* [Goal]:
Transcribe all of the material exactly.

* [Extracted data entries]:
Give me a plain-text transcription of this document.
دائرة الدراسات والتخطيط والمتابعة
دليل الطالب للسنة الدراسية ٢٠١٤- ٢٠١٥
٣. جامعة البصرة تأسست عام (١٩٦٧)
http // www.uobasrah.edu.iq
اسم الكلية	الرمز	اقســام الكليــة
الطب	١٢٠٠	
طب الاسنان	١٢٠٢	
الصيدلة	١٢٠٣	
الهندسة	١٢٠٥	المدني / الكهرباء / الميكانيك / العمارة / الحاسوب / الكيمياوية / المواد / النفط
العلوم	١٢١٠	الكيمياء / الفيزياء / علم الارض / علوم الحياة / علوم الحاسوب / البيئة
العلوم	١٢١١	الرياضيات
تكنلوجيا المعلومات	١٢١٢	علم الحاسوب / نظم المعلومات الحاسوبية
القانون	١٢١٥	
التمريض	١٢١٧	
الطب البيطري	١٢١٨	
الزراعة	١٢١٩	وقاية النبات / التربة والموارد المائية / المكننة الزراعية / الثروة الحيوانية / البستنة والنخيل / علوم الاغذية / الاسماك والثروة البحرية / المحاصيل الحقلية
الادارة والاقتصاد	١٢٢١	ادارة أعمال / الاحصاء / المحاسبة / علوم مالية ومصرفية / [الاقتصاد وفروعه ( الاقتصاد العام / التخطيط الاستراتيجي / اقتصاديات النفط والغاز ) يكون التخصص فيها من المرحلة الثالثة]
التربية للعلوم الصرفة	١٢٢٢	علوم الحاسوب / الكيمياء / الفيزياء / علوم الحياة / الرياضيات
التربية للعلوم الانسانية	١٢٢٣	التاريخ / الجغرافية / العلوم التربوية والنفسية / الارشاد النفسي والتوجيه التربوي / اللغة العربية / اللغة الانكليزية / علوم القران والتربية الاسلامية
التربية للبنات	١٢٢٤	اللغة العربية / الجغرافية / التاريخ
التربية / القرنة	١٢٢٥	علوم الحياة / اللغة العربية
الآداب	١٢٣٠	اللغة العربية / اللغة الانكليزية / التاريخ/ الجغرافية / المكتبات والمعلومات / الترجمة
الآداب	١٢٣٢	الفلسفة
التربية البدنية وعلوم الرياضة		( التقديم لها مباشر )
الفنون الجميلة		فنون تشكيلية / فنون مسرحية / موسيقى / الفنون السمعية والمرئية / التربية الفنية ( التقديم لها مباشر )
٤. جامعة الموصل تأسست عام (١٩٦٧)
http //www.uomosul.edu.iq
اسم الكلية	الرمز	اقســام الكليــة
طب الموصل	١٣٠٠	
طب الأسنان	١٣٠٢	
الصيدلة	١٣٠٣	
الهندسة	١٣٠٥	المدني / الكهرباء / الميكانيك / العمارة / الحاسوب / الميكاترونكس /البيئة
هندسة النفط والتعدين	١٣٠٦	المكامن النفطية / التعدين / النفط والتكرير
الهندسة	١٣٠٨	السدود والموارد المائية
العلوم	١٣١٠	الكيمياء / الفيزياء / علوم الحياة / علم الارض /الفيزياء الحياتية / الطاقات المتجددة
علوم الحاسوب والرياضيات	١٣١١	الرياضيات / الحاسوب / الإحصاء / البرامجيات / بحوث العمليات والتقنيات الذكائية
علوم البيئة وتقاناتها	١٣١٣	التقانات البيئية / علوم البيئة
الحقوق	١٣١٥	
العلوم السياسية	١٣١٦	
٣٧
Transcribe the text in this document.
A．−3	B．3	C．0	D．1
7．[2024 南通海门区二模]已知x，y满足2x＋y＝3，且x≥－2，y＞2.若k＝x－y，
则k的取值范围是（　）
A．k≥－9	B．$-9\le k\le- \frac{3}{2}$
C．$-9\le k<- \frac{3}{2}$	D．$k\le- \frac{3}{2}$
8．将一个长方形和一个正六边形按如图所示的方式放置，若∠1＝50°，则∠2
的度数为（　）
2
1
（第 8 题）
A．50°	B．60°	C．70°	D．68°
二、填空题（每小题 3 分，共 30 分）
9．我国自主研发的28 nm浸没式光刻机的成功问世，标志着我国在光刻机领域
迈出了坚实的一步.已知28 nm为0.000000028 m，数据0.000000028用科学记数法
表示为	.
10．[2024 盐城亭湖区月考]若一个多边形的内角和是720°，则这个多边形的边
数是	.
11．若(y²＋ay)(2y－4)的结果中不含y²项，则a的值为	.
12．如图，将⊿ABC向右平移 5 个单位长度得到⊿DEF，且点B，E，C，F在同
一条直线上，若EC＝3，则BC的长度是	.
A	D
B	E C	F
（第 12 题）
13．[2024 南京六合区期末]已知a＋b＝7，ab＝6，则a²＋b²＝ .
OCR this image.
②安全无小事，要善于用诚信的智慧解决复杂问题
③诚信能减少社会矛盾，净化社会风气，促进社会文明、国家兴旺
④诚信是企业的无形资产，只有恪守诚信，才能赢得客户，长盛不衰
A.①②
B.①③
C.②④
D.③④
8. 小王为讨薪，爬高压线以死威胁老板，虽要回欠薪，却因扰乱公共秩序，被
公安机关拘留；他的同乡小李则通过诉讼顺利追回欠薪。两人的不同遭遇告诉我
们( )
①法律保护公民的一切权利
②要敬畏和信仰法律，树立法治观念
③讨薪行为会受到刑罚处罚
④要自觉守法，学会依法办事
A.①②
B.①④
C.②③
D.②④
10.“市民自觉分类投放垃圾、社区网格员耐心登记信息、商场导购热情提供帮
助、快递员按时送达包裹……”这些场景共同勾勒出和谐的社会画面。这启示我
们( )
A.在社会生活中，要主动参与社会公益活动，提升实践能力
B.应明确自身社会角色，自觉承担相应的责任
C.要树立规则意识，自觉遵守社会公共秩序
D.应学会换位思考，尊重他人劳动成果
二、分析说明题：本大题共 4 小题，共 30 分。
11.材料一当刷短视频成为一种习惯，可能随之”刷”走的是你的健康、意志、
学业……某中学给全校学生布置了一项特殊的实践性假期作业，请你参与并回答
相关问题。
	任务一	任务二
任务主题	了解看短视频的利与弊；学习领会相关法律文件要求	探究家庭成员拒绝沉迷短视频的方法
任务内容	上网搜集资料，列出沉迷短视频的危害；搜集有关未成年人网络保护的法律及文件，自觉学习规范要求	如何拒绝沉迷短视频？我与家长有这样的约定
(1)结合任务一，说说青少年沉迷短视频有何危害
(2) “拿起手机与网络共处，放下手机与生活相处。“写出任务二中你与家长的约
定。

* [Output for this task]:
Give me a plain-text transcription of this document.
دائرة الدراسات والتخطيط والمتابعة
دليل الطالب للسنة الدراسية ٢٠١٤- ٢٠١٥
٣. جامعة البصرة تأسست عام (١٩٦٧)
http // www.uobasrah.edu.iq
اسم الكلية	الرمز	اقســام الكليــة
الطب	١٢٠٠	
طب الاسنان	١٢٠٢	
الصيدلة	١٢٠٣	
الهندسة	١٢٠٥	المدني / الكهرباء / الميكانيك / العمارة / الحاسوب / الكيمياوية / المواد / النفط
العلوم	١٢١٠	الكيمياء / الفيزياء / علم الارض / علوم الحياة / علوم الحاسوب / البيئة
العلوم	١٢١١	الرياضيات
تكنلوجيا المعلومات	١٢١٢	علم الحاسوب / نظم المعلومات الحاسوبية
القانون	١٢١٥	
التمريض	١٢١٧	
الطب البيطري	١٢١٨	
الزراعة	١٢١٩	وقاية النبات / التربة والموارد المائية / المكننة الزراعية / الثروة الحيوانية / البستنة والنخيل / علوم الاغذية / الاسماك والثروة البحرية / المحاصيل الحقلية
الادارة والاقتصاد	١٢٢١	ادارة أعمال / الاحصاء / المحاسبة / علوم مالية ومصرفية / [الاقتصاد وفروعه ( الاقتصاد العام / التخطيط الاستراتيجي / اقتصاديات النفط والغاز ) يكون التخصص فيها من المرحلة الثالثة]
التربية للعلوم الصرفة	١٢٢٢	علوم الحاسوب / الكيمياء / الفيزياء / علوم الحياة / الرياضيات
التربية للعلوم الانسانية	١٢٢٣	التاريخ / الجغرافية / العلوم التربوية والنفسية / الارشاد النفسي والتوجيه التربوي / اللغة العربية / اللغة الانكليزية / علوم القران والتربية الاسلامية
التربية للبنات	١٢٢٤	اللغة العربية / الجغرافية / التاريخ
التربية / القرنة	١٢٢٥	علوم الحياة / اللغة العربية
الآداب	١٢٣٠	اللغة العربية / اللغة الانكليزية / التاريخ/ الجغرافية / المكتبات والمعلومات / الترجمة
الآداب	١٢٣٢	الفلسفة
التربية البدنية وعلوم الرياضة		( التقديم لها مباشر )
الفنون الجميلة		فنون تشكيلية / فنون مسرحية / موسيقى / الفنون السمعية والمرئية / التربية الفنية ( التقديم لها مباشر )
٤. جامعة الموصل تأسست عام (١٩٦٧)
http //www.uomosul.edu.iq
اسم الكلية	الرمز	اقســام الكليــة
طب الموصل	١٣٠٠	
طب الأسنان	١٣٠٢	
الصيدلة	١٣٠٣	
الهندسة	١٣٠٥	المدني / الكهرباء / الميكانيك / العمارة / الحاسوب / الميكاترونكس /البيئة
هندسة النفط والتعدين	١٣٠٦	المكامن النفطية / التعدين / النفط والتكرير
الهندسة	١٣٠٨	السدود والموارد المائية
العلوم	١٣١٠	الكيمياء / الفيزياء / علوم الحياة / علم الارض /الفيزياء الحياتية / الطاقات المتجددة
علوم الحاسوب والرياضيات	١٣١١	الرياضيات / الحاسوب / الإحصاء / البرامجيات / بحوث العمليات والتقنيات الذكائية
علوم البيئة وتقاناتها	١٣١٣	التقانات البيئية / علوم البيئة
الحقوق	١٣١٥	
العلوم السياسية	١٣١٦	
٣٧
Transcribe the text in this document.
A．−3	B．3	C．0	D．1
7．[2024 南通海门区二模]已知x，y满足2x＋y＝3，且x≥－2，y＞2.若k＝x－y，
则k的取值范围是（　）
A．k≥－9	B．$-9\le k\le- \frac{3}{2}$
C．$-9\le k<- \frac{3}{2}$	D．$k\le- \frac{3}{2}$
8．将一个长方形和一个正六边形按如图所示的方式放置，若∠1＝50°，则∠2
的度数为（　）
2
1
（第 8 题）
A．50°	B．60°	C．70°	D．68°
二、填空题（每小题 3 分，共 30 分）
9．我国自主研发的28 nm浸没式光刻机的成功问世，标志着我国在光刻机领域
迈出了坚实的一步.已知28 nm为0.000000028 m，数据0.000000028用科学记数法
表示为	.
10．[2024 盐城亭湖区月考]若一个多边形的内角和是720°，则这个多边形的边
数是	.
11．若(y²＋ay)(2y－4)的结果中不含y²项，则a的值为	.
12．如图，将⊿ABC向右平移 5 个单位长度得到⊿DEF，且点B，E，C，F在同
一条直线上，若EC＝3，则BC的长度是	.
A	D
B	E C	F
（第 12 题）
13．[2024 南京六合区期末]已知a＋b＝7，ab＝6，则a²＋b²＝ .
OCR this image.
②安全无小事，要善于用诚信的智慧解决复杂问题
③诚信能减少社会矛盾，净化社会风气，促进社会文明、国家兴旺
④诚信是企业的无形资产，只有恪守诚信，才能赢得客户，长盛不衰
A.①②
B.①③
C.②④
D.③④
8. 小王为讨薪，爬高压线以死威胁老板，虽要回欠薪，却因扰乱公共秩序，被
公安机关拘留；他的同乡小李则通过诉讼顺利追回欠薪。两人的不同遭遇告诉我
们( )
①法律保护公民的一切权利
②要敬畏和信仰法律，树立法治观念
③讨薪行为会受到刑罚处罚
④要自觉守法，学会依法办事
A.①②
B.①④
C.②③
D.②④
10.“市民自觉分类投放垃圾、社区网格员耐心登记信息、商场导购热情提供帮
助、快递员按时送达包裹……”这些场景共同勾勒出和谐的社会画面。这启示我
们( )
A.在社会生活中，要主动参与社会公益活动，提升实践能力
B.应明确自身社会角色，自觉承担相应的责任
C.要树立规则意识，自觉遵守社会公共秩序
D.应学会换位思考，尊重他人劳动成果
二、分析说明题：本大题共 4 小题，共 30 分。
11.材料一当刷短视频成为一种习惯，可能随之”刷”走的是你的健康、意志、
学业……某中学给全校学生布置了一项特殊的实践性假期作业，请你参与并回答
相关问题。
	任务一	任务二
任务主题	了解看短视频的利与弊；学习领会相关法律文件要求	探究家庭成员拒绝沉迷短视频的方法
任务内容	上网搜集资料，列出沉迷短视频的危害；搜集有关未成年人网络保护的法律及文件，自觉学习规范要求	如何拒绝沉迷短视频？我与家长有这样的约定
(1)结合任务一，说说青少年沉迷短视频有何危害
(2) “拿起手机与网络共处，放下手机与生活相处。“写出任务二中你与家长的约
定。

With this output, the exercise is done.